→ **Goal of the exercise**
Copy every line from the records below that holds the word "TradingView".

─── Information supplied ───

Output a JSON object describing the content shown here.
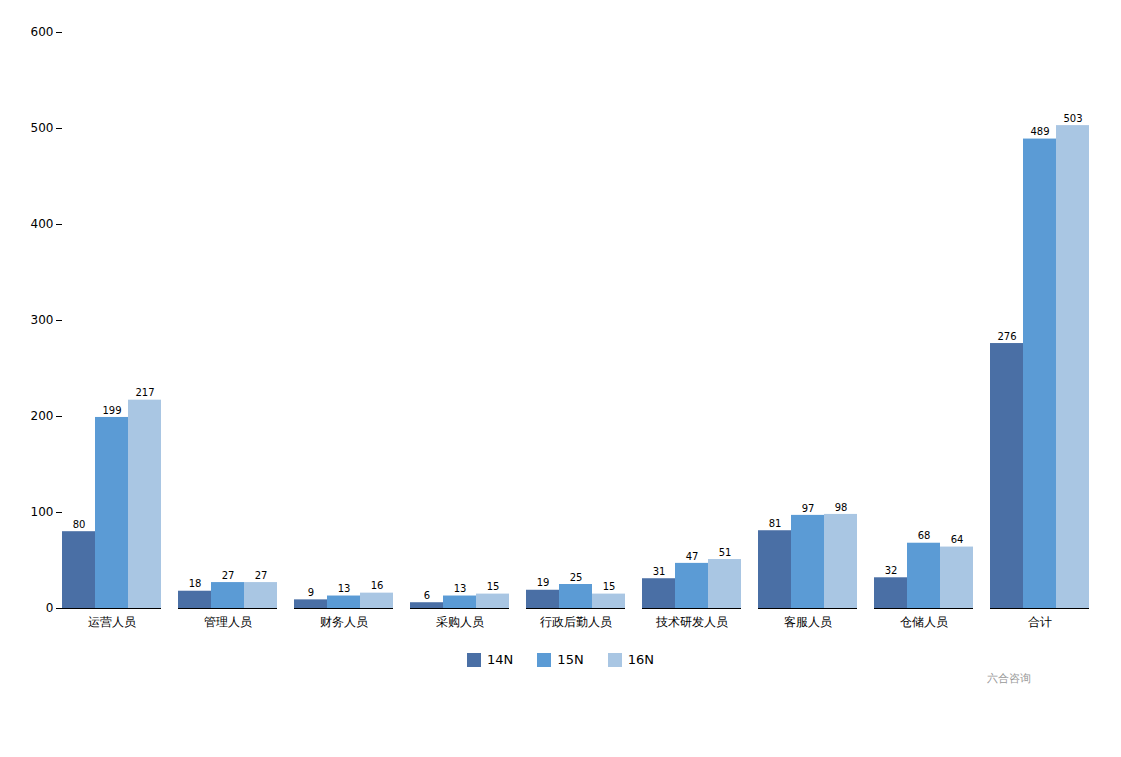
{
  "chart_data": {
    "type": "bar",
    "categories": [
      "运营人员",
      "管理人员",
      "财务人员",
      "采购人员",
      "行政后勤人员",
      "技术研发人员",
      "客服人员",
      "仓储人员",
      "合计"
    ],
    "series": [
      {
        "name": "14N",
        "color": "#4A6FA5",
        "values": [
          80,
          18,
          9,
          6,
          19,
          31,
          81,
          32,
          276
        ]
      },
      {
        "name": "15N",
        "color": "#5B9BD5",
        "values": [
          199,
          27,
          13,
          13,
          25,
          47,
          97,
          68,
          489
        ]
      },
      {
        "name": "16N",
        "color": "#A9C6E3",
        "values": [
          217,
          27,
          16,
          15,
          15,
          51,
          98,
          64,
          503
        ]
      }
    ],
    "ylim": [
      0,
      600
    ],
    "yticks": [
      0,
      100,
      200,
      300,
      400,
      500,
      600
    ],
    "grid": false,
    "legend": "bottom",
    "data_labels": true,
    "annotations": [
      "六合咨询"
    ]
  }
}
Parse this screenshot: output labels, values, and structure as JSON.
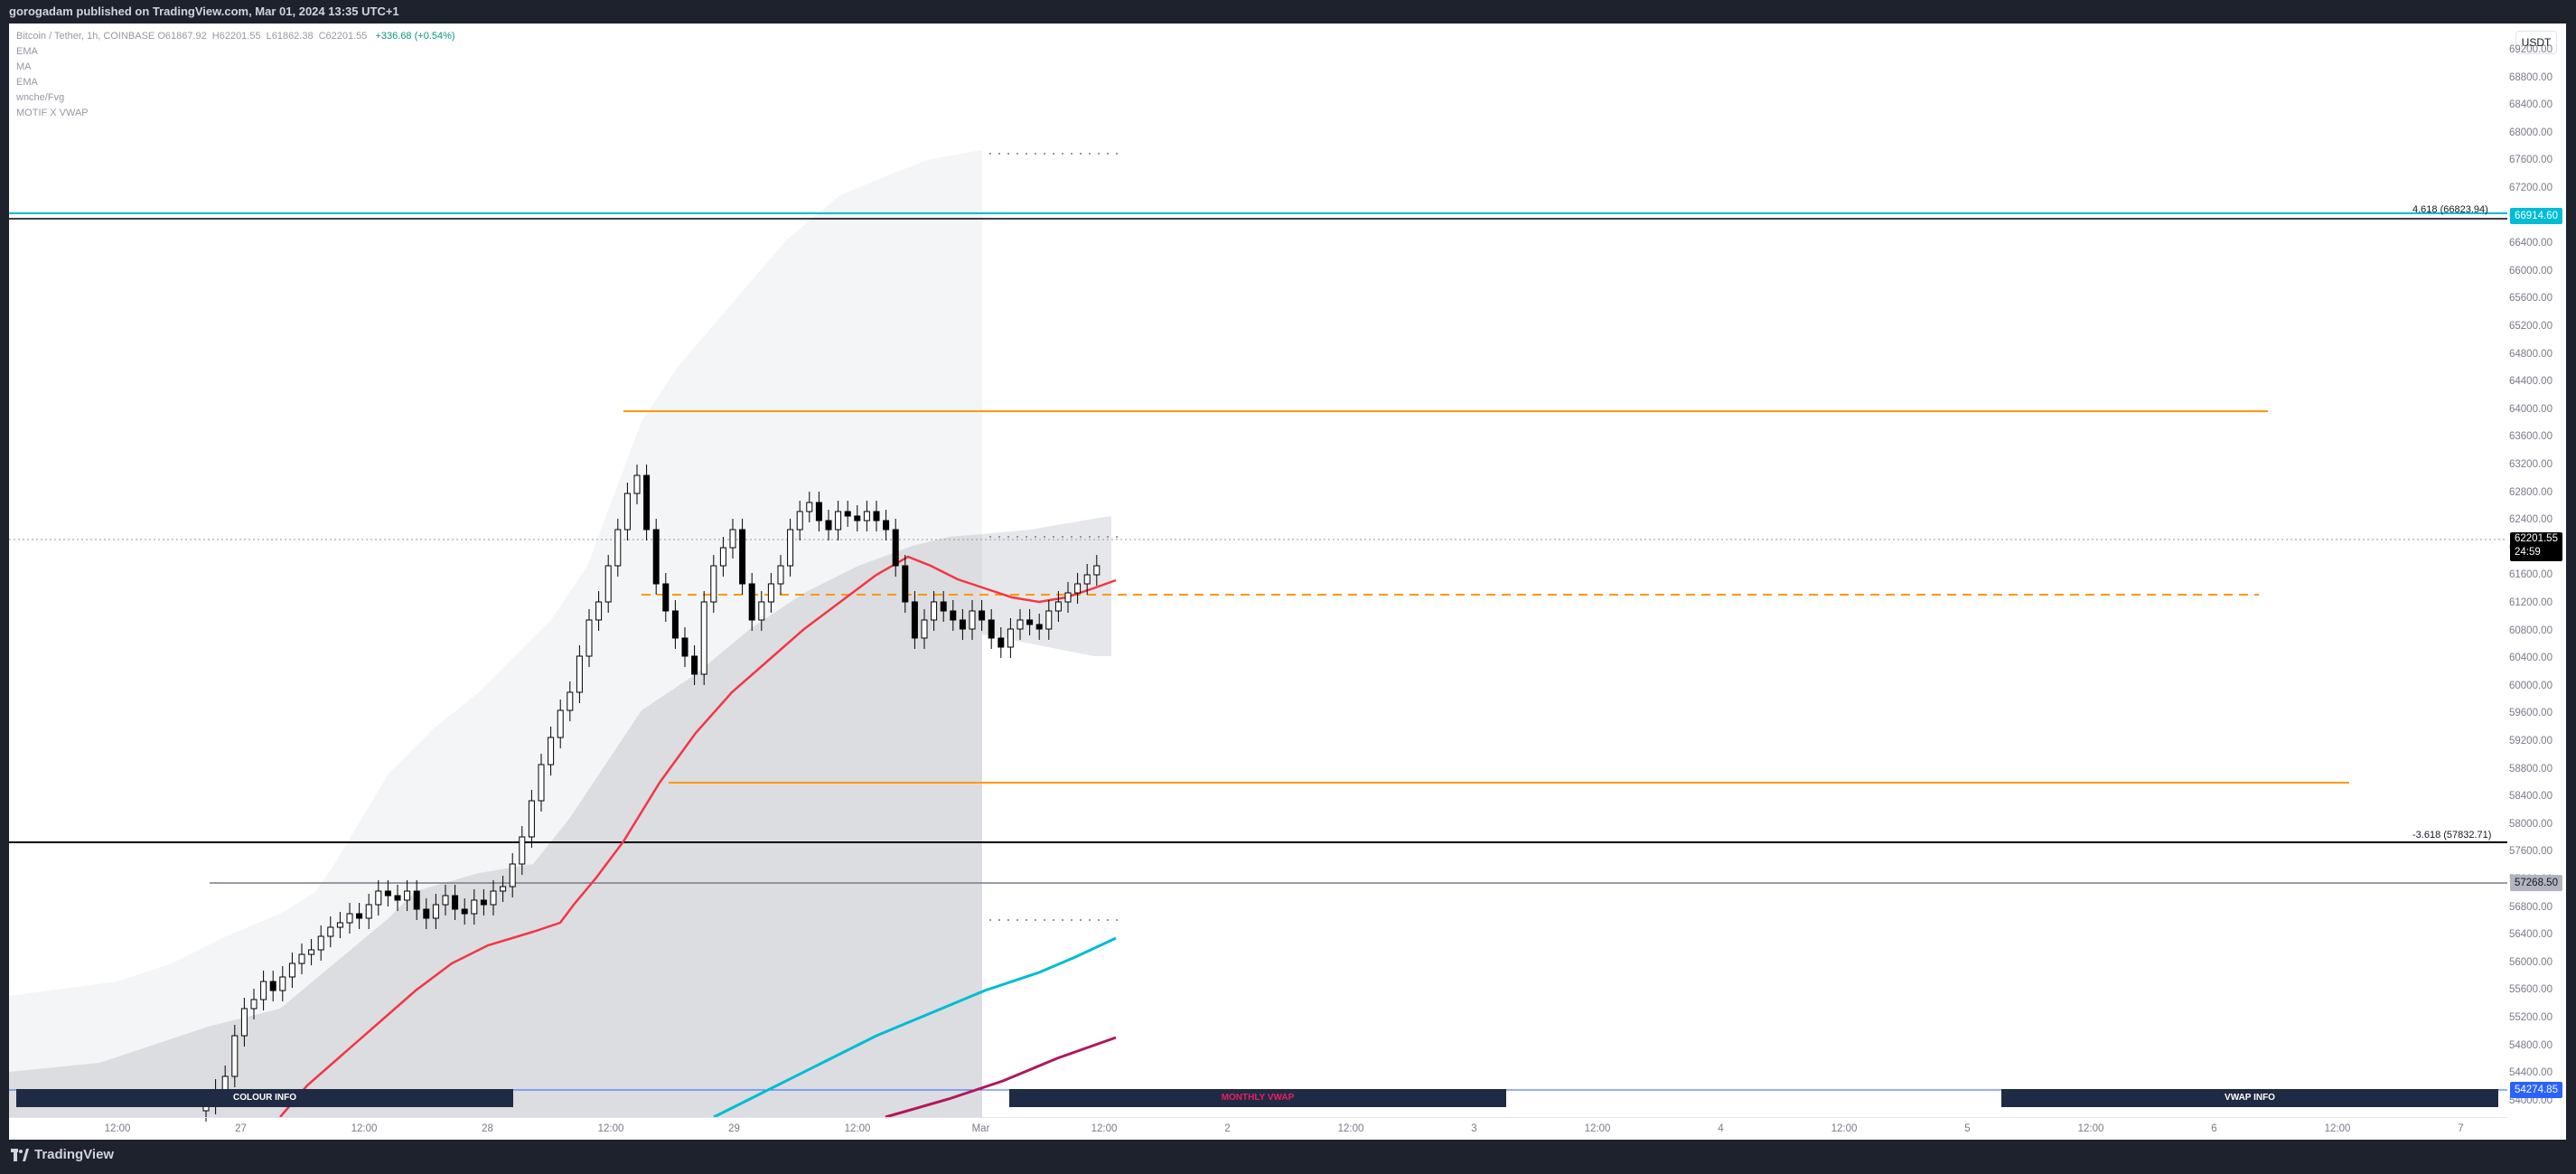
{
  "header": {
    "published_text": "gorogadam published on TradingView.com, Mar 01, 2024 13:35 UTC+1"
  },
  "footer": {
    "brand": "TradingView"
  },
  "legend": {
    "symbol": "Bitcoin / Tether, 1h, COINBASE",
    "ohlc": [
      {
        "k": "O",
        "v": "61867.92"
      },
      {
        "k": "H",
        "v": "62201.55"
      },
      {
        "k": "L",
        "v": "61862.38"
      },
      {
        "k": "C",
        "v": "62201.55"
      }
    ],
    "change": "+336.68 (+0.54%)",
    "indicators": [
      "EMA",
      "MA",
      "EMA",
      "wnche/Fvg",
      "MOTIF X VWAP"
    ]
  },
  "currency_button": "USDT",
  "price_axis": {
    "ticks": [
      "69200.00",
      "68800.00",
      "68400.00",
      "68000.00",
      "67600.00",
      "67200.00",
      "66800.00",
      "66400.00",
      "66000.00",
      "65600.00",
      "65200.00",
      "64800.00",
      "64400.00",
      "64000.00",
      "63600.00",
      "63200.00",
      "62800.00",
      "62400.00",
      "62000.00",
      "61600.00",
      "61200.00",
      "60800.00",
      "60400.00",
      "60000.00",
      "59600.00",
      "59200.00",
      "58800.00",
      "58400.00",
      "58000.00",
      "57600.00",
      "57200.00",
      "56800.00",
      "56400.00",
      "56000.00",
      "55600.00",
      "55200.00",
      "54800.00",
      "54400.00",
      "54000.00"
    ],
    "tags": {
      "fib_top": {
        "text": "66914.60",
        "color": "#00bcd4"
      },
      "last": {
        "text": "62201.55",
        "sub": "24:59",
        "color": "#000000"
      },
      "level_mid": {
        "text": "57268.50",
        "color": "#b2b5be"
      },
      "level_low": {
        "text": "54274.85",
        "color": "#2962ff"
      }
    }
  },
  "fib_labels": {
    "upper": "4.618 (66823.94)",
    "lower": "-3.618 (57832.71)"
  },
  "time_axis": {
    "ticks": [
      "12:00",
      "27",
      "12:00",
      "28",
      "12:00",
      "29",
      "12:00",
      "Mar",
      "12:00",
      "2",
      "12:00",
      "3",
      "12:00",
      "4",
      "12:00",
      "5",
      "12:00",
      "6",
      "12:00",
      "7"
    ]
  },
  "info_buttons": {
    "colour": "COLOUR INFO",
    "monthly": "MONTHLY VWAP",
    "vwap": "VWAP INFO"
  },
  "colors": {
    "accent_cyan": "#00bcd4",
    "orange": "#ff9800",
    "ema_red": "#f23645",
    "vwap_magenta": "#b0185b",
    "up": "#ffffff",
    "down": "#000000"
  }
}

───

→ **Response below**
    "published_text": "gorogadam published on TradingView.com, Mar 01, 2024 13:35 UTC+1"
    "brand": "TradingView"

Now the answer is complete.